Find the string "which" in the listing and report every line that has it.
--- START OF Data records ---
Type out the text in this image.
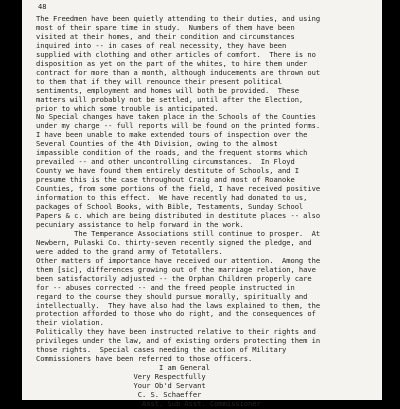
48
The Freedmen have been quietly attending to their duties, and using
most of their spare time in study.  Numbers of them have been
visited at their homes, and their condition and circumstances
inquired into -- in cases of real necessity, they have been
supplied with clothing and other articles of comfort.  There is no
disposition as yet on the part of the whites, to hire them under
contract for more than a month, although inducements are thrown out
to them that if they will renounce their present political
sentiments, employment and homes will both be provided.  These
matters will probably not be settled, until after the Election,
prior to which some trouble is anticipated.
No Special changes have taken place in the Schools of the Counties
under my charge -- full reports will be found on the printed forms.
I have been unable to make extended tours of inspection over the
Several Counties of the 4th Division, owing to the almost
impassible condition of the roads, and the frequent storms which
prevailed -- and other uncontrolling circumstances.  In Floyd
County we have found them entirely destitute of Schools, and I
presume this is the case throughout Craig and most of Roanoke
Counties, from some portions of the field, I have received positive
information to this effect.  We have recently had donated to us,
packages of School Books, with Bible, Testaments, Sunday School
Papers & c. which are being distributed in destitute places -- also
pecuniary assistance to help forward in the work.
The Temperance Associations still continue to prosper.  At
Newbern, Pulaski Co. thirty-seven recently signed the pledge, and
were added to the grand army of Tetotallers.
Other matters of importance have received our attention.  Among the
them [sic], differences growing out of the marriage relation, have
been satisfactorily adjusted -- the Orphan Children properly care
for -- abuses corrected -- and the freed people instructed in
regard to the course they should pursue morally, spiritually and
intellectually.  They have also had the laws explained to them, the
protection afforded to those who do right, and the consequences of
their violation.
Politically they have been instructed relative to their rights and
privileges under the law, and of existing orders protecting them in
those rights.  Special cases needing the action of Military
Commissioners have been referred to those officers.
I am General
Very Respectfully
Your Ob'd Servant
C. S. Schaeffer
Asst. Sub Asst. Commissioner
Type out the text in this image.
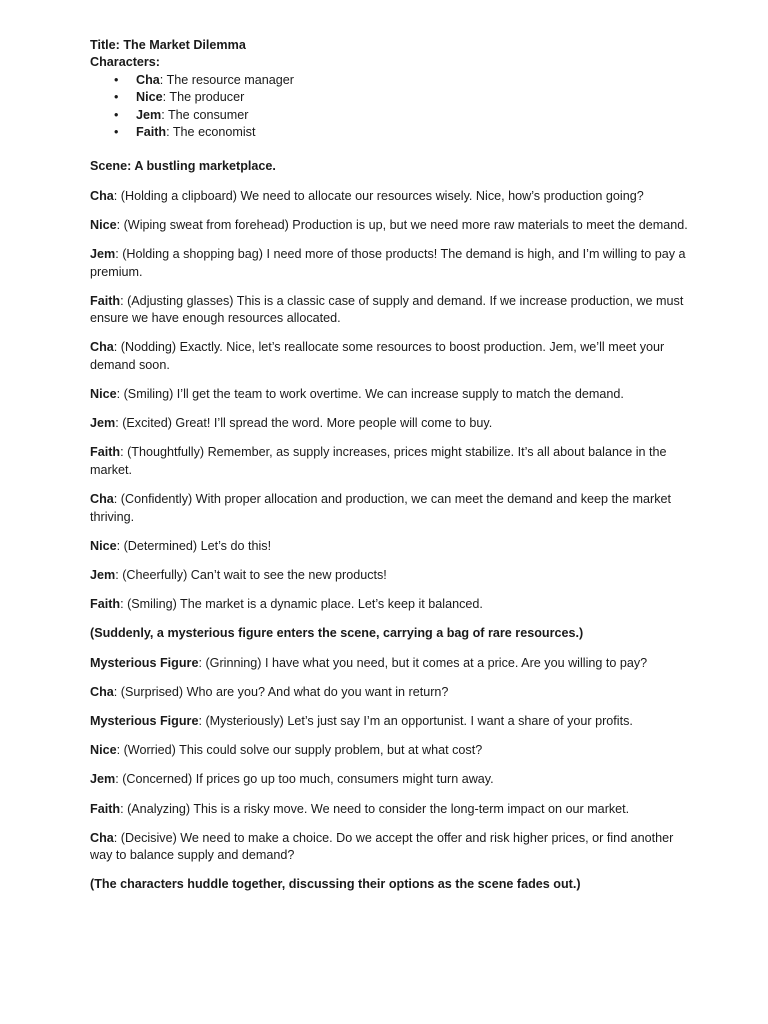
Title: The Market Dilemma

Characters:

• Cha: The resource manager
• Nice: The producer
• Jem: The consumer
• Faith: The economist

Scene: A bustling marketplace.

Cha: (Holding a clipboard) We need to allocate our resources wisely. Nice, how’s production going?

Nice: (Wiping sweat from forehead) Production is up, but we need more raw materials to meet the demand.

Jem: (Holding a shopping bag) I need more of those products! The demand is high, and I’m willing to pay a premium.

Faith: (Adjusting glasses) This is a classic case of supply and demand. If we increase production, we must ensure we have enough resources allocated.

Cha: (Nodding) Exactly. Nice, let’s reallocate some resources to boost production. Jem, we’ll meet your demand soon.

Nice: (Smiling) I’ll get the team to work overtime. We can increase supply to match the demand.

Jem: (Excited) Great! I’ll spread the word. More people will come to buy.

Faith: (Thoughtfully) Remember, as supply increases, prices might stabilize. It’s all about balance in the market.

Cha: (Confidently) With proper allocation and production, we can meet the demand and keep the market thriving.

Nice: (Determined) Let’s do this!

Jem: (Cheerfully) Can’t wait to see the new products!

Faith: (Smiling) The market is a dynamic place. Let’s keep it balanced.

(Suddenly, a mysterious figure enters the scene, carrying a bag of rare resources.)

Mysterious Figure: (Grinning) I have what you need, but it comes at a price. Are you willing to pay?

Cha: (Surprised) Who are you? And what do you want in return?

Mysterious Figure: (Mysteriously) Let’s just say I’m an opportunist. I want a share of your profits.

Nice: (Worried) This could solve our supply problem, but at what cost?

Jem: (Concerned) If prices go up too much, consumers might turn away.

Faith: (Analyzing) This is a risky move. We need to consider the long-term impact on our market.

Cha: (Decisive) We need to make a choice. Do we accept the offer and risk higher prices, or find another way to balance supply and demand?

(The characters huddle together, discussing their options as the scene fades out.)
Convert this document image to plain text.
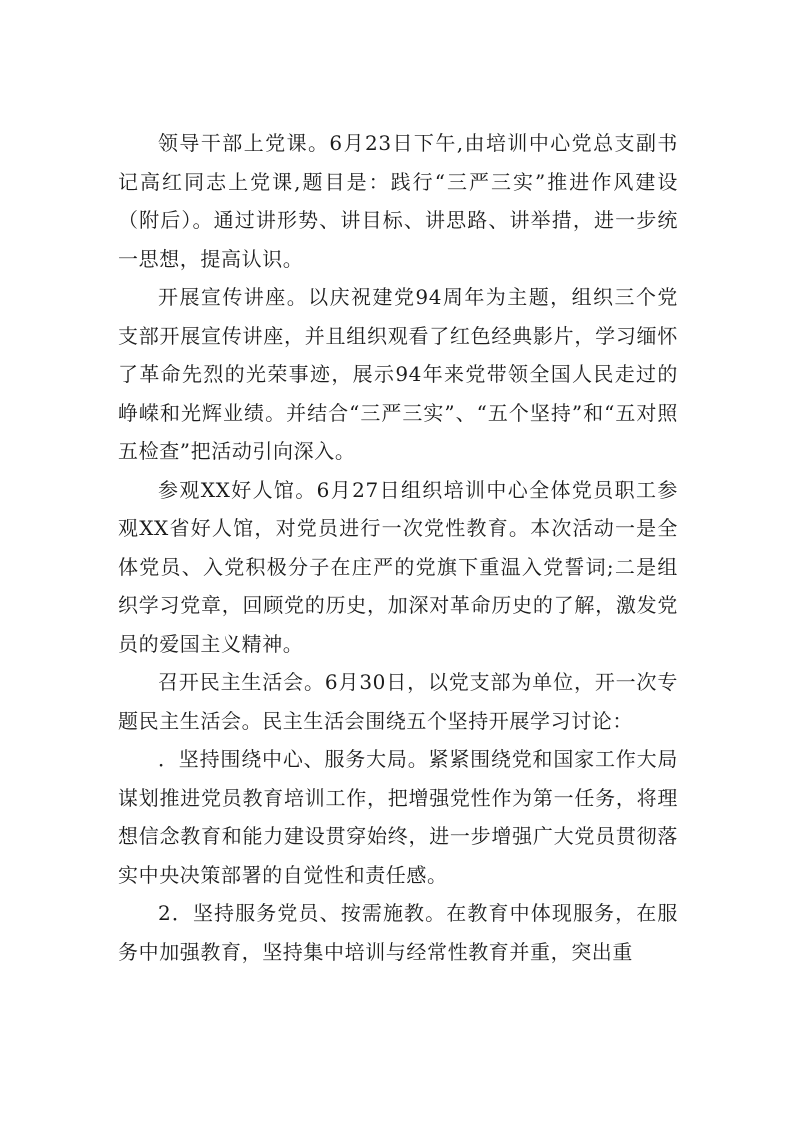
领导干部上党课。6月23日下午,由培训中心党总支副书记高红同志上党课,题目是：践行“三严三实”推进作风建设（附后）。通过讲形势、讲目标、讲思路、讲举措，进一步统一思想，提高认识。

开展宣传讲座。以庆祝建党94周年为主题，组织三个党支部开展宣传讲座，并且组织观看了红色经典影片，学习缅怀了革命先烈的光荣事迹，展示94年来党带领全国人民走过的峥嵘和光辉业绩。并结合“三严三实”、“五个坚持”和“五对照五检查”把活动引向深入。

参观XX好人馆。6月27日组织培训中心全体党员职工参观XX省好人馆，对党员进行一次党性教育。本次活动一是全体党员、入党积极分子在庄严的党旗下重温入党誓词;二是组织学习党章，回顾党的历史，加深对革命历史的了解，激发党员的爱国主义精神。

召开民主生活会。6月30日，以党支部为单位，开一次专题民主生活会。民主生活会围绕五个坚持开展学习讨论：

．坚持围绕中心、服务大局。紧紧围绕党和国家工作大局谋划推进党员教育培训工作，把增强党性作为第一任务，将理想信念教育和能力建设贯穿始终，进一步增强广大党员贯彻落实中央决策部署的自觉性和责任感。

2．坚持服务党员、按需施教。在教育中体现服务，在服务中加强教育，坚持集中培训与经常性教育并重，突出重
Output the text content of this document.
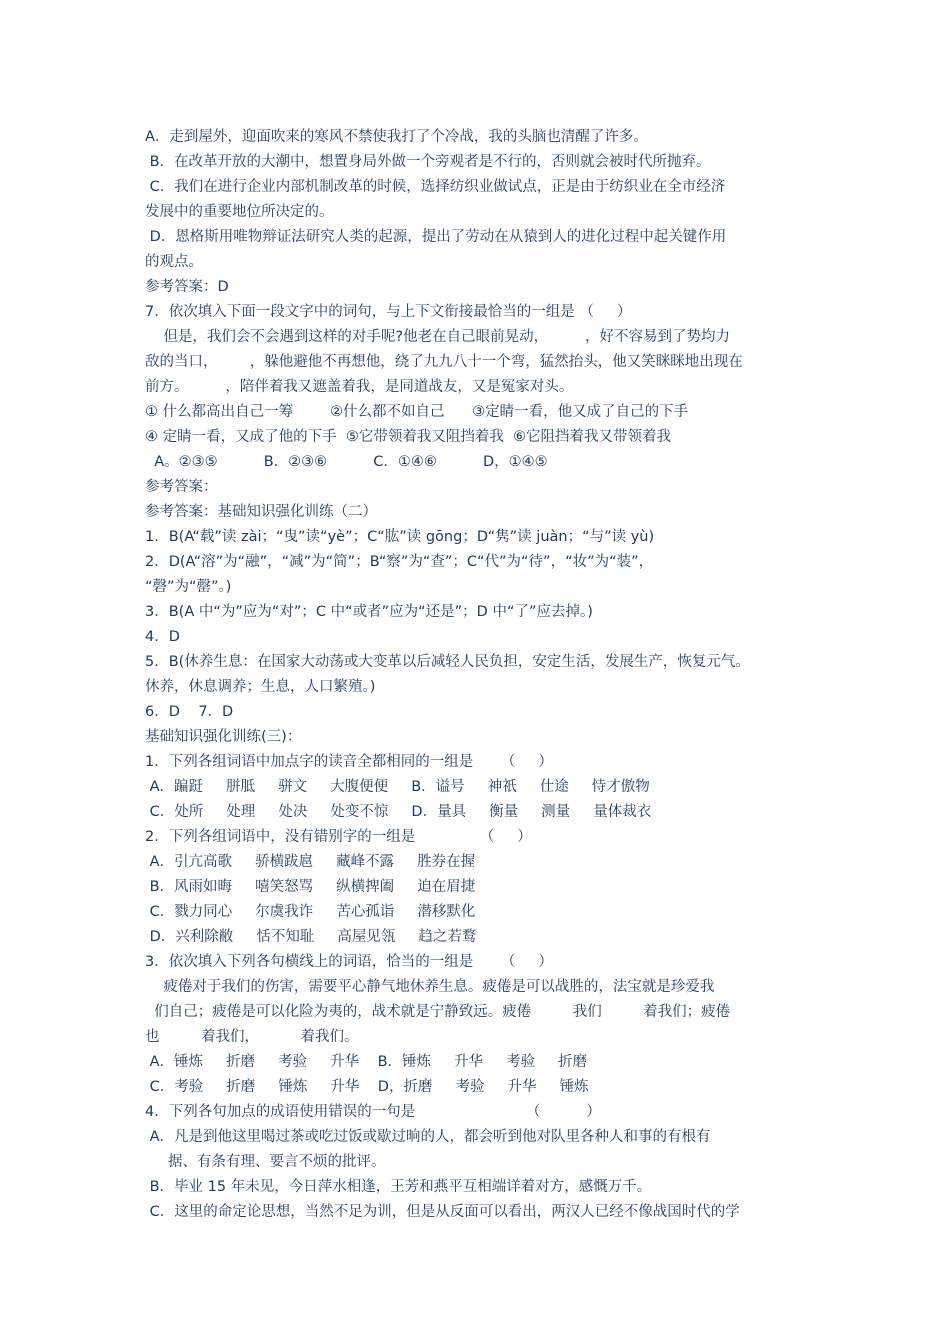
A．走到屋外，迎面吹来的寒风不禁使我打了个冷战，我的头脑也清醒了许多。
B．在改革开放的大潮中，想置身局外做一个旁观者是不行的，否则就会被时代所抛弃。
C．我们在进行企业内部机制改革的时候，选择纺织业做试点，正是由于纺织业在全市经济
发展中的重要地位所决定的。
D．恩格斯用唯物辩证法研究人类的起源，提出了劳动在从猿到人的进化过程中起关键作用
的观点。
参考答案：D
7．依次填入下面一段文字中的词句，与上下文衔接最恰当的一组是 （     ）
但是，我们会不会遇到这样的对手呢?他老在自己眼前晃动，        ，好不容易到了势均力
敌的当口，       ，躲他避他不再想他，绕了九九八十一个弯，猛然抬头，他又笑眯眯地出现在
前方。        ，陪伴着我又遮盖着我，是同道战友，又是冤家对头。
① 什么都高出自己一筹        ②什么都不如自己      ③定睛一看，他又成了自己的下手
④ 定睛一看，又成了他的下手  ⑤它带领着我又阻挡着我  ⑥它阻挡着我又带领着我
A。②③⑤          B．②③⑥          C．①④⑥          D，①④⑤
参考答案：
参考答案：基础知识强化训练（二）
1．B(A“载”读 zài；“曳”读“yè”；C“肱”读 gōng；D“隽”读 juàn；“与”读 yù)
2．D(A“溶”为“融”，“减”为“简”；B“察”为“查”；C“代”为“待”，“妆”为“装”，
“磬”为“罄”。)
3．B(A 中“为”应为“对”；C 中“或者”应为“还是”；D 中“了”应去掉。)
4．D
5．B(休养生息：在国家大动荡或大变革以后减轻人民负担，安定生活，发展生产，恢复元气。
休养，休息调养；生息，人口繁殖。)
6．D    7．D
基础知识强化训练(三)：
1．下列各组词语中加点字的读音全都相同的一组是      （     ）
A．蹁跹     胼胝     骈文     大腹便便     B．谥号     神祇     仕途     恃才傲物
C．处所     处理     处决     处变不惊     D．量具     衡量     测量     量体裁衣
2．下列各组词语中，没有错别字的一组是              （     ）
A．引亢高歌     骄横跋扈     藏峰不露     胜券在握
B．风雨如晦     嘻笑怒骂     纵横捭阖     迫在眉捷
C．戮力同心     尔虞我诈     苦心孤诣     潜移默化
D．兴利除敝     恬不知耻     高屋见瓴     趋之若鹜
3．依次填入下列各句横线上的词语，恰当的一组是      （     ）
疲倦对于我们的伤害，需要平心静气地休养生息。疲倦是可以战胜的，法宝就是珍爱我
们自己；疲倦是可以化险为夷的，战术就是宁静致远。疲倦         我们         着我们；疲倦
也         着我们，         着我们。
A．锤炼     折磨     考验     升华    B．锤炼     升华     考验     折磨
C．考验     折磨     锤炼     升华    D，折磨     考验     升华     锤炼
4．下列各句加点的成语使用错误的一句是                        （          ）
A．凡是到他这里喝过茶或吃过饭或歇过晌的人，都会听到他对队里各种人和事的有根有
据、有条有理、要言不烦的批评。
B．毕业 15 年未见，今日萍水相逢，王芳和燕平互相端详着对方，感慨万千。
C．这里的命定论思想，当然不足为训，但是从反面可以看出，两汉人已经不像战国时代的学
--- END OF Data records ---
[Response to the exercise]
prior to which some trouble is anticipated.
impassible condition of the roads, and the frequent storms which
Papers & c. which are being distributed in destitute places -- also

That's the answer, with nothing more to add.